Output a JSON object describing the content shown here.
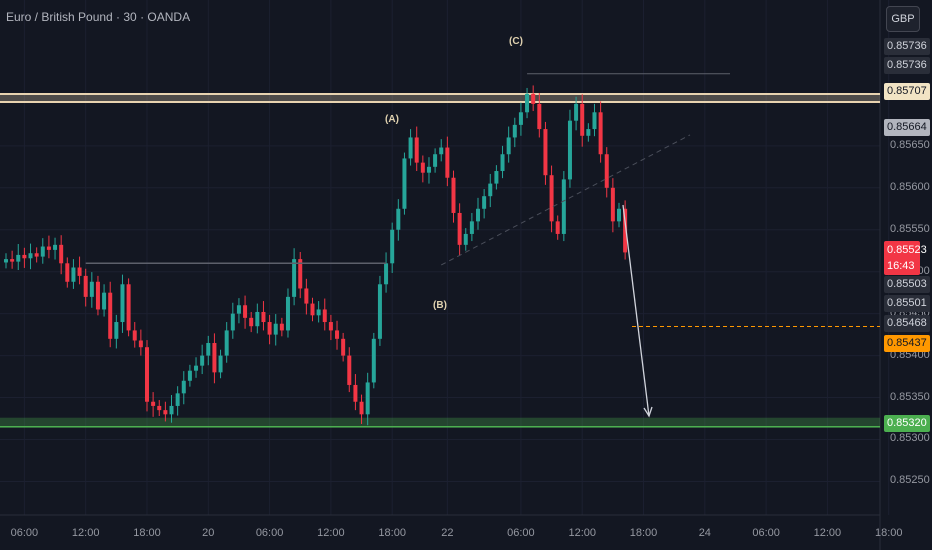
{
  "header": {
    "title": "Euro / British Pound · 30 · OANDA",
    "currency_button": "GBP"
  },
  "colors": {
    "background": "#131722",
    "bull": "#26a69a",
    "bear": "#f23645",
    "resistance_zone": "#e8d3b0",
    "support_zone": "#4caf50",
    "target_line": "#ff9800",
    "projection_arrow": "#d1d4dc"
  },
  "chart_data": {
    "type": "candlestick",
    "y_axis": {
      "min": 0.8521,
      "max": 0.858,
      "ticks": [
        0.8525,
        0.853,
        0.8535,
        0.854,
        0.8545,
        0.855,
        0.8555,
        0.856,
        0.8565
      ]
    },
    "x_axis": {
      "ticks": [
        {
          "label": "06:00",
          "bar": 3
        },
        {
          "label": "12:00",
          "bar": 13
        },
        {
          "label": "18:00",
          "bar": 23
        },
        {
          "label": "20",
          "bar": 33
        },
        {
          "label": "06:00",
          "bar": 43
        },
        {
          "label": "12:00",
          "bar": 53
        },
        {
          "label": "18:00",
          "bar": 63
        },
        {
          "label": "22",
          "bar": 72
        },
        {
          "label": "06:00",
          "bar": 84
        },
        {
          "label": "12:00",
          "bar": 94
        },
        {
          "label": "18:00",
          "bar": 104
        },
        {
          "label": "24",
          "bar": 114
        },
        {
          "label": "06:00",
          "bar": 124
        },
        {
          "label": "12:00",
          "bar": 134
        },
        {
          "label": "18:00",
          "bar": 144
        }
      ]
    },
    "candles_close": [
      0.85515,
      0.85512,
      0.8552,
      0.85516,
      0.85522,
      0.85518,
      0.8553,
      0.85526,
      0.85532,
      0.8551,
      0.85488,
      0.85505,
      0.85495,
      0.8547,
      0.85488,
      0.85455,
      0.85475,
      0.8542,
      0.8544,
      0.85485,
      0.8543,
      0.85418,
      0.8541,
      0.85345,
      0.8534,
      0.85335,
      0.8533,
      0.8534,
      0.85355,
      0.8537,
      0.85382,
      0.85388,
      0.854,
      0.85415,
      0.8538,
      0.854,
      0.8543,
      0.8545,
      0.8546,
      0.85445,
      0.85435,
      0.85452,
      0.8544,
      0.85425,
      0.85438,
      0.8543,
      0.8547,
      0.85515,
      0.8548,
      0.85462,
      0.85448,
      0.85455,
      0.8544,
      0.8543,
      0.8542,
      0.854,
      0.85365,
      0.85345,
      0.8533,
      0.85368,
      0.8542,
      0.85485,
      0.8551,
      0.8555,
      0.85575,
      0.85635,
      0.8566,
      0.8563,
      0.85618,
      0.85625,
      0.8564,
      0.85648,
      0.85612,
      0.8557,
      0.85532,
      0.85545,
      0.8556,
      0.85575,
      0.8559,
      0.85605,
      0.8562,
      0.8564,
      0.8566,
      0.85675,
      0.8569,
      0.85712,
      0.857,
      0.8567,
      0.85615,
      0.8556,
      0.85545,
      0.8561,
      0.8568,
      0.857,
      0.85662,
      0.8567,
      0.8569,
      0.8564,
      0.856,
      0.8556,
      0.85575,
      0.85523
    ],
    "levels": {
      "current_price": "0.85523",
      "countdown": "16:43",
      "resistance": "0.85707",
      "target": "0.85437",
      "support": "0.85320",
      "right_labels": [
        "0.85736",
        "0.85736",
        "0.85664",
        "0.85503",
        "0.85501",
        "0.85468"
      ]
    },
    "wave_labels": [
      "(A)",
      "(B)",
      "(C)"
    ]
  }
}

==============================

- _Exercise goal_
Pictures in the records must not appear in the copy; transcribe everything else precisely.

- _Task answer_
Output a JSON object describing the content shown here.
{
  "header": {
    "title": "Euro / British Pound · 30 · OANDA",
    "currency_button": "GBP"
  },
  "colors": {
    "background": "#131722",
    "bull": "#26a69a",
    "bear": "#f23645",
    "resistance_zone": "#e8d3b0",
    "support_zone": "#4caf50",
    "target_line": "#ff9800",
    "projection_arrow": "#d1d4dc"
  },
  "chart_data": {
    "type": "candlestick",
    "y_axis": {
      "min": 0.8521,
      "max": 0.858,
      "ticks": [
        0.8525,
        0.853,
        0.8535,
        0.854,
        0.8545,
        0.855,
        0.8555,
        0.856,
        0.8565
      ]
    },
    "x_axis": {
      "ticks": [
        {
          "label": "06:00",
          "bar": 3
        },
        {
          "label": "12:00",
          "bar": 13
        },
        {
          "label": "18:00",
          "bar": 23
        },
        {
          "label": "20",
          "bar": 33
        },
        {
          "label": "06:00",
          "bar": 43
        },
        {
          "label": "12:00",
          "bar": 53
        },
        {
          "label": "18:00",
          "bar": 63
        },
        {
          "label": "22",
          "bar": 72
        },
        {
          "label": "06:00",
          "bar": 84
        },
        {
          "label": "12:00",
          "bar": 94
        },
        {
          "label": "18:00",
          "bar": 104
        },
        {
          "label": "24",
          "bar": 114
        },
        {
          "label": "06:00",
          "bar": 124
        },
        {
          "label": "12:00",
          "bar": 134
        },
        {
          "label": "18:00",
          "bar": 144
        }
      ]
    },
    "candles_close": [
      0.85515,
      0.85512,
      0.8552,
      0.85516,
      0.85522,
      0.85518,
      0.8553,
      0.85526,
      0.85532,
      0.8551,
      0.85488,
      0.85505,
      0.85495,
      0.8547,
      0.85488,
      0.85455,
      0.85475,
      0.8542,
      0.8544,
      0.85485,
      0.8543,
      0.85418,
      0.8541,
      0.85345,
      0.8534,
      0.85335,
      0.8533,
      0.8534,
      0.85355,
      0.8537,
      0.85382,
      0.85388,
      0.854,
      0.85415,
      0.8538,
      0.854,
      0.8543,
      0.8545,
      0.8546,
      0.85445,
      0.85435,
      0.85452,
      0.8544,
      0.85425,
      0.85438,
      0.8543,
      0.8547,
      0.85515,
      0.8548,
      0.85462,
      0.85448,
      0.85455,
      0.8544,
      0.8543,
      0.8542,
      0.854,
      0.85365,
      0.85345,
      0.8533,
      0.85368,
      0.8542,
      0.85485,
      0.8551,
      0.8555,
      0.85575,
      0.85635,
      0.8566,
      0.8563,
      0.85618,
      0.85625,
      0.8564,
      0.85648,
      0.85612,
      0.8557,
      0.85532,
      0.85545,
      0.8556,
      0.85575,
      0.8559,
      0.85605,
      0.8562,
      0.8564,
      0.8566,
      0.85675,
      0.8569,
      0.85712,
      0.857,
      0.8567,
      0.85615,
      0.8556,
      0.85545,
      0.8561,
      0.8568,
      0.857,
      0.85662,
      0.8567,
      0.8569,
      0.8564,
      0.856,
      0.8556,
      0.85575,
      0.85523
    ],
    "levels": {
      "current_price": "0.85523",
      "countdown": "16:43",
      "resistance": "0.85707",
      "target": "0.85437",
      "support": "0.85320",
      "right_labels": [
        "0.85736",
        "0.85736",
        "0.85664",
        "0.85503",
        "0.85501",
        "0.85468"
      ]
    },
    "wave_labels": [
      "(A)",
      "(B)",
      "(C)"
    ]
  }
}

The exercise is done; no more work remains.